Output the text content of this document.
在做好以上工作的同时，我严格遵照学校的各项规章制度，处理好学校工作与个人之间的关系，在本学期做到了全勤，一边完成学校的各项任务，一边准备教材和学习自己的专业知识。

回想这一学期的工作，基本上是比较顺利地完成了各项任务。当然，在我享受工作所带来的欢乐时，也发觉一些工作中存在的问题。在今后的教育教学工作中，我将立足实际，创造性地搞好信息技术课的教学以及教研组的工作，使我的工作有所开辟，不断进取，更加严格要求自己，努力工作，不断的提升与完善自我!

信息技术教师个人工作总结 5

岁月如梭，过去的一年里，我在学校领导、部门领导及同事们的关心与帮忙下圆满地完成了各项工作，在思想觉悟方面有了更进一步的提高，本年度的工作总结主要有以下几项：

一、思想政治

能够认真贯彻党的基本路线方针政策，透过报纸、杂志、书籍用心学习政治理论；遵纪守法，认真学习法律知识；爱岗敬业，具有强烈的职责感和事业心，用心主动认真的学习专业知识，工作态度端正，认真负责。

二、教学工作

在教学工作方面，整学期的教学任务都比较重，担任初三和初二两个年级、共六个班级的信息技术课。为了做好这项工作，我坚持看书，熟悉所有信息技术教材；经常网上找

- **Written request**: Copy out the full listing exactly.

- **Solution to the exercise**:
Output the text content of this document.
在做好以上工作的同时，我严格遵照学校的各项规章制度，处理好学校工作与个人之间的关系，在本学期做到了全勤，一边完成学校的各项任务，一边准备教材和学习自己的专业知识。

回想这一学期的工作，基本上是比较顺利地完成了各项任务。当然，在我享受工作所带来的欢乐时，也发觉一些工作中存在的问题。在今后的教育教学工作中，我将立足实际，创造性地搞好信息技术课的教学以及教研组的工作，使我的工作有所开辟，不断进取，更加严格要求自己，努力工作，不断的提升与完善自我!

信息技术教师个人工作总结 5

岁月如梭，过去的一年里，我在学校领导、部门领导及同事们的关心与帮忙下圆满地完成了各项工作，在思想觉悟方面有了更进一步的提高，本年度的工作总结主要有以下几项：

一、思想政治

能够认真贯彻党的基本路线方针政策，透过报纸、杂志、书籍用心学习政治理论；遵纪守法，认真学习法律知识；爱岗敬业，具有强烈的职责感和事业心，用心主动认真的学习专业知识，工作态度端正，认真负责。

二、教学工作

在教学工作方面，整学期的教学任务都比较重，担任初三和初二两个年级、共六个班级的信息技术课。为了做好这项工作，我坚持看书，熟悉所有信息技术教材；经常网上找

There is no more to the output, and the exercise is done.